*Challenge:*
An exact copy of all the data is required, with pictures left out.

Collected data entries
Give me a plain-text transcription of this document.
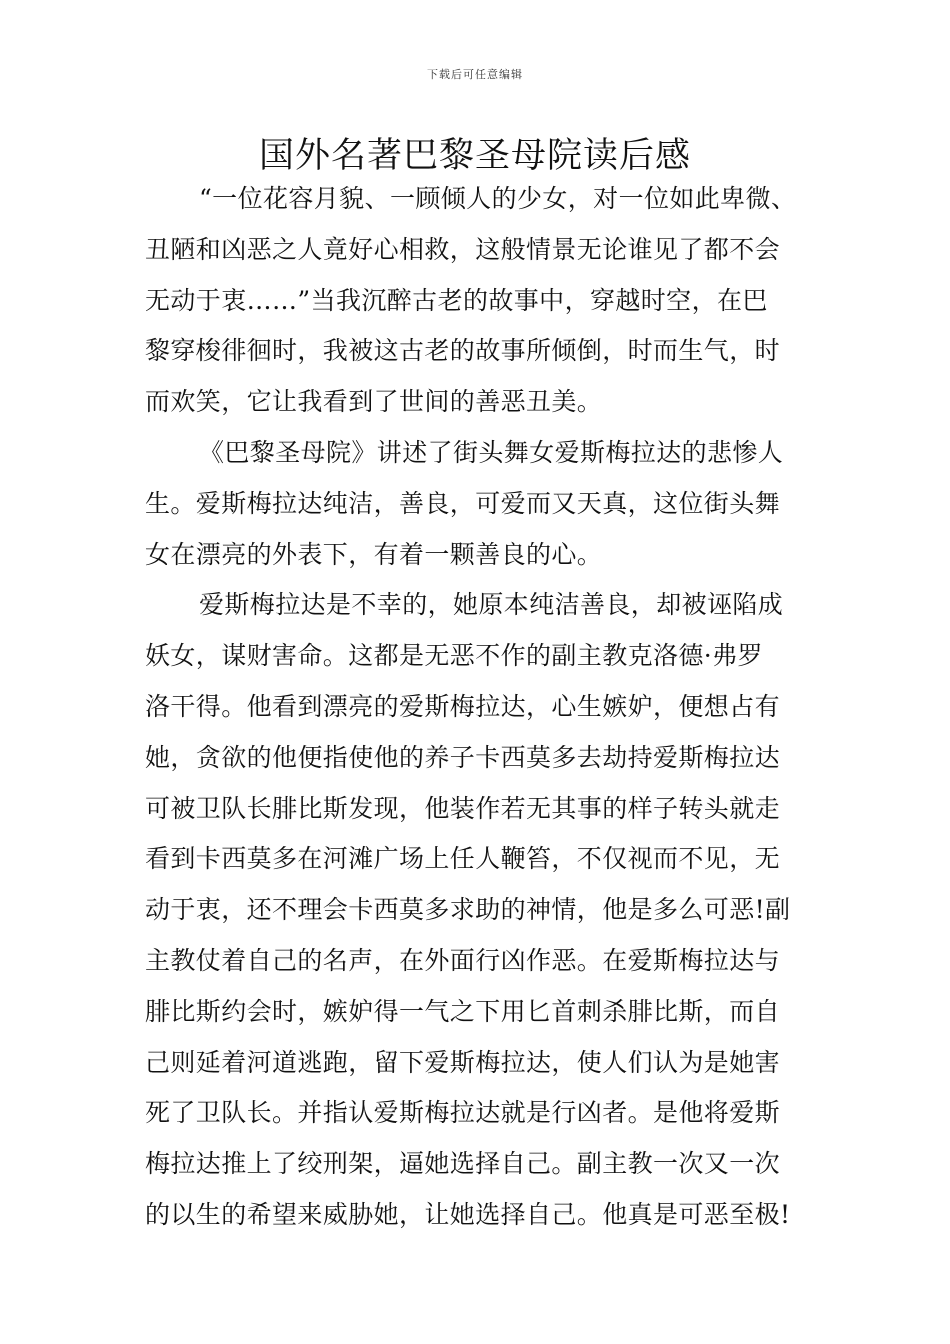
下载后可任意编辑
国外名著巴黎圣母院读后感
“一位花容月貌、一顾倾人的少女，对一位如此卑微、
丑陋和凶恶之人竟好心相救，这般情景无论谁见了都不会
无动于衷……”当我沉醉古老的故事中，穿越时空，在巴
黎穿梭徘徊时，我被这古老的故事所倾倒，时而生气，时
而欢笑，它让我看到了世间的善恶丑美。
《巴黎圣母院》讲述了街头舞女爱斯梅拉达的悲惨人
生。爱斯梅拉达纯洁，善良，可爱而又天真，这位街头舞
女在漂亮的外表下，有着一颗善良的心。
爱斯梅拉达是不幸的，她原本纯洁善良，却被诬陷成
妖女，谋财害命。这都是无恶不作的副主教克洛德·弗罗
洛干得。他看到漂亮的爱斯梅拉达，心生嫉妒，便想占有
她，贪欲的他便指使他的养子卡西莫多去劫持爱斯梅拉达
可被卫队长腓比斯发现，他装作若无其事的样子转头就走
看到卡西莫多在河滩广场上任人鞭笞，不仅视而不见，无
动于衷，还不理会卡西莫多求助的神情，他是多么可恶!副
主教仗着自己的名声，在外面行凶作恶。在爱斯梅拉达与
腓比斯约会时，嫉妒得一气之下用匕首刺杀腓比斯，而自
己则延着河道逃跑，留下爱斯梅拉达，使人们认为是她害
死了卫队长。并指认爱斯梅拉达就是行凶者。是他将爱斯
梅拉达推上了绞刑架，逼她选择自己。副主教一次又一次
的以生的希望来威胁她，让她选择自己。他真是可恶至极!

*Result of the task:*
Give me a plain-text transcription of this document.
下载后可任意编辑
国外名著巴黎圣母院读后感
“一位花容月貌、一顾倾人的少女，对一位如此卑微、
丑陋和凶恶之人竟好心相救，这般情景无论谁见了都不会
无动于衷……”当我沉醉古老的故事中，穿越时空，在巴
黎穿梭徘徊时，我被这古老的故事所倾倒，时而生气，时
而欢笑，它让我看到了世间的善恶丑美。
《巴黎圣母院》讲述了街头舞女爱斯梅拉达的悲惨人
生。爱斯梅拉达纯洁，善良，可爱而又天真，这位街头舞
女在漂亮的外表下，有着一颗善良的心。
爱斯梅拉达是不幸的，她原本纯洁善良，却被诬陷成
妖女，谋财害命。这都是无恶不作的副主教克洛德·弗罗
洛干得。他看到漂亮的爱斯梅拉达，心生嫉妒，便想占有
她，贪欲的他便指使他的养子卡西莫多去劫持爱斯梅拉达
可被卫队长腓比斯发现，他装作若无其事的样子转头就走
看到卡西莫多在河滩广场上任人鞭笞，不仅视而不见，无
动于衷，还不理会卡西莫多求助的神情，他是多么可恶!副
主教仗着自己的名声，在外面行凶作恶。在爱斯梅拉达与
腓比斯约会时，嫉妒得一气之下用匕首刺杀腓比斯，而自
己则延着河道逃跑，留下爱斯梅拉达，使人们认为是她害
死了卫队长。并指认爱斯梅拉达就是行凶者。是他将爱斯
梅拉达推上了绞刑架，逼她选择自己。副主教一次又一次
的以生的希望来威胁她，让她选择自己。他真是可恶至极!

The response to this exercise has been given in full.